Data items
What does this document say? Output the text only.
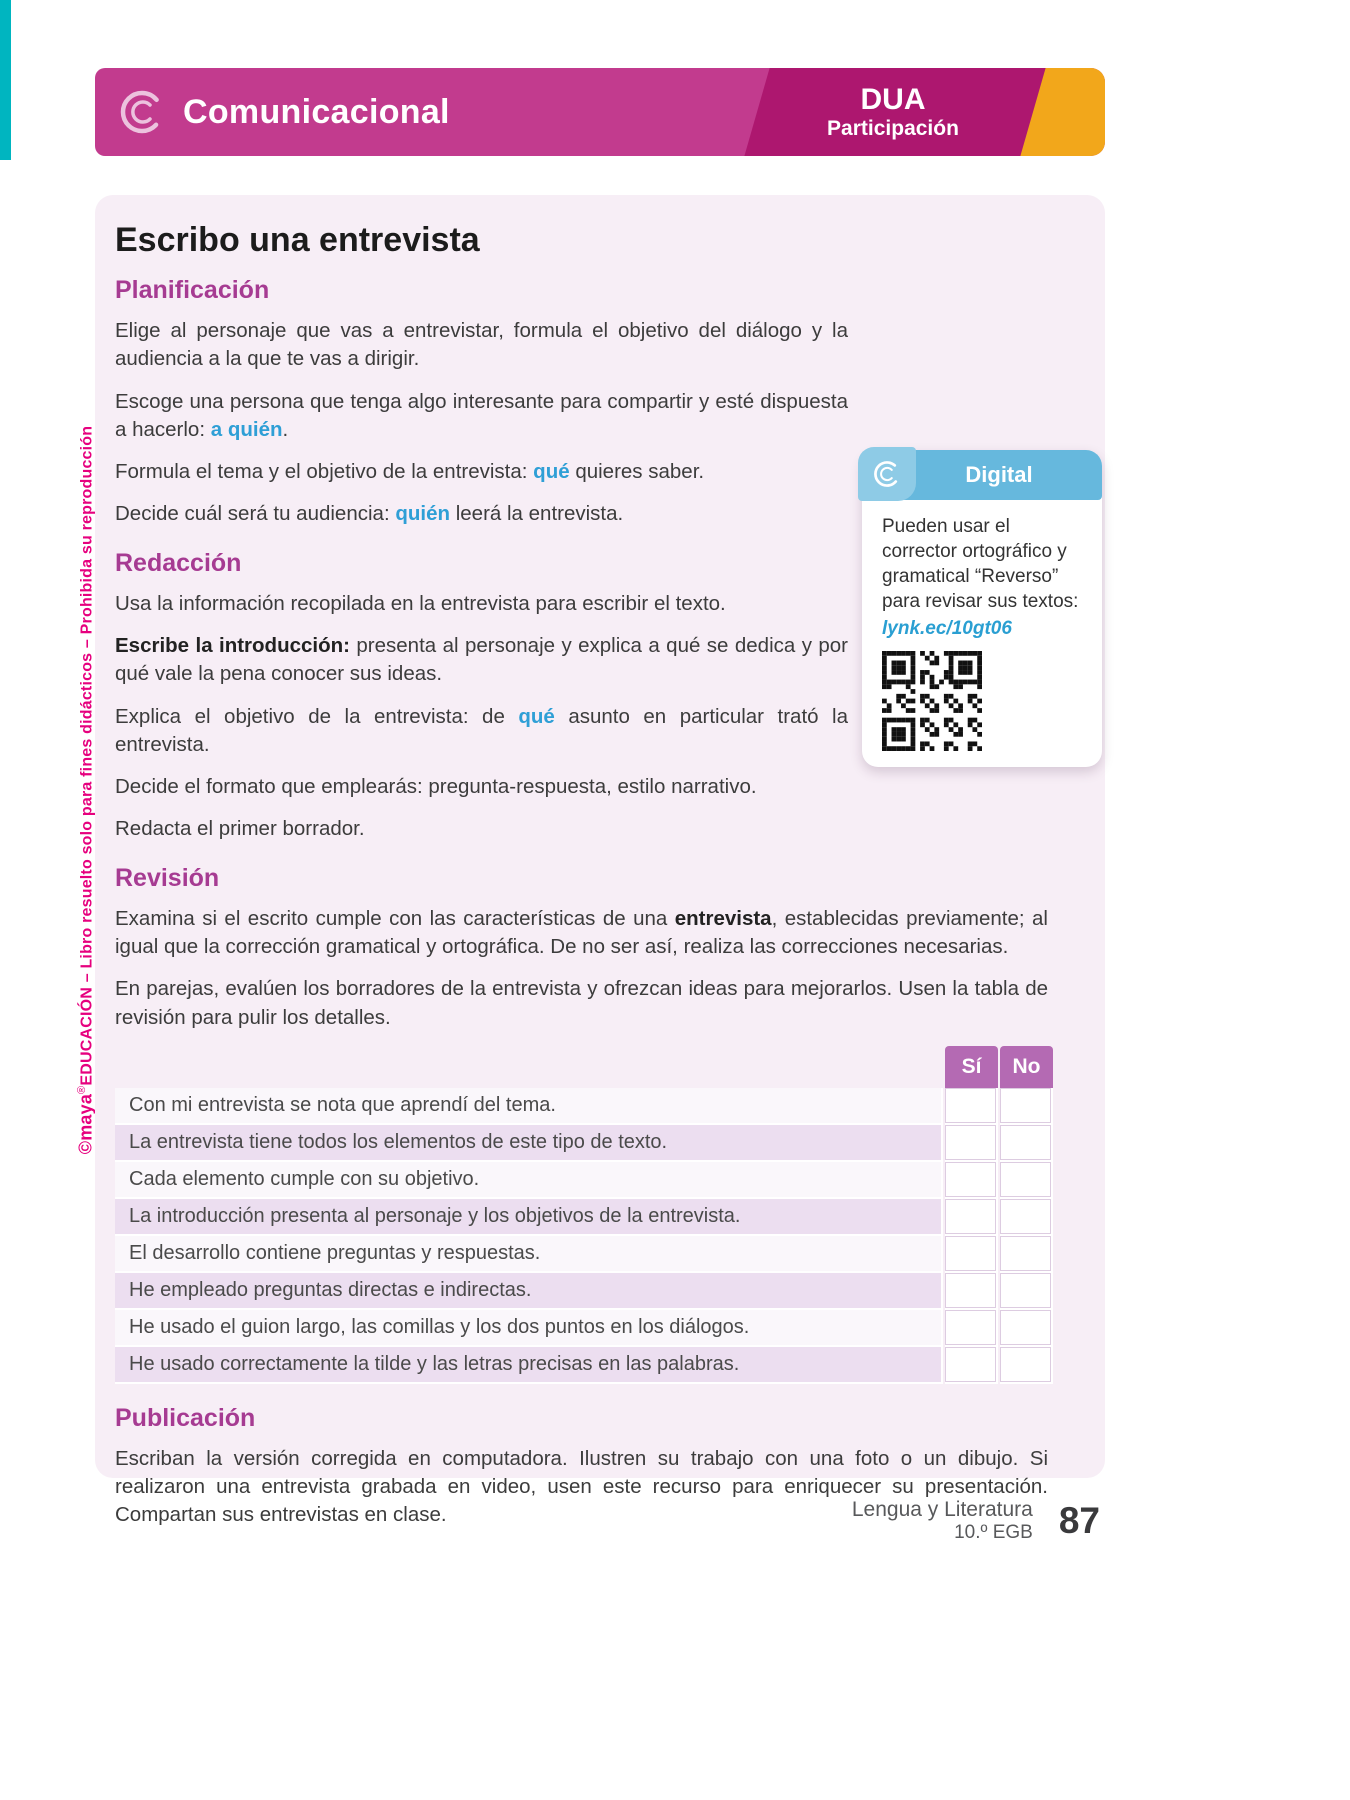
Comunicacional	DUA
Participación
©maya®EDUCACIÓN – Libro resuelto solo para fines didácticos – Prohibida su reproducción
Escribo una entrevista
Planificación

Elige al personaje que vas a entrevistar, formula el objetivo del diálogo y la audiencia a la que te vas a dirigir.

Escoge una persona que tenga algo interesante para compartir y esté dispuesta a hacerlo: a quién.

Formula el tema y el objetivo de la entrevista: qué quieres saber.

Decide cuál será tu audiencia: quién leerá la entrevista.

Redacción

Usa la información recopilada en la entrevista para escribir el texto.

Escribe la introducción: presenta al personaje y explica a qué se dedica y por qué vale la pena conocer sus ideas.

Explica el objetivo de la entrevista: de qué asunto en particular trató la entrevista.

Decide el formato que emplearás: pregunta-respuesta, estilo narrativo.

Redacta el primer borrador.

Revisión

Examina si el escrito cumple con las características de una entrevista, establecidas previamente; al igual que la corrección gramatical y ortográfica. De no ser así, realiza las correcciones necesarias.

En parejas, evalúen los borradores de la entrevista y ofrezcan ideas para mejorarlos. Usen la tabla de revisión para pulir los detalles.

Sí	No
Con mi entrevista se nota que aprendí del tema.
La entrevista tiene todos los elementos de este tipo de texto.
Cada elemento cumple con su objetivo.
La introducción presenta al personaje y los objetivos de la entrevista.
El desarrollo contiene preguntas y respuestas.
He empleado preguntas directas e indirectas.
He usado el guion largo, las comillas y los dos puntos en los diálogos.
He usado correctamente la tilde y las letras precisas en las palabras.
Publicación

Escriban la versión corregida en computadora. Ilustren su trabajo con una foto o un dibujo. Si realizaron una entrevista grabada en video, usen este recurso para enriquecer su presentación. Compartan sus entrevistas en clase.

Digital
Pueden usar el corrector ortográfico y gramatical “Reverso” para revisar sus textos:
lynk.ec/10gt06
Lengua y Literatura
10.º EGB 87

--- Requirements ---
Gather each line from the entries above that includes the word "gramatical".

--- Result of the exercise ---
Examina si el escrito cumple con las características de una entrevista, establecidas previamente; al igual que la corrección gramatical y ortográfica. De no ser así, realiza las correcciones necesarias.
Pueden usar el corrector ortográfico y gramatical “Reverso” para revisar sus textos:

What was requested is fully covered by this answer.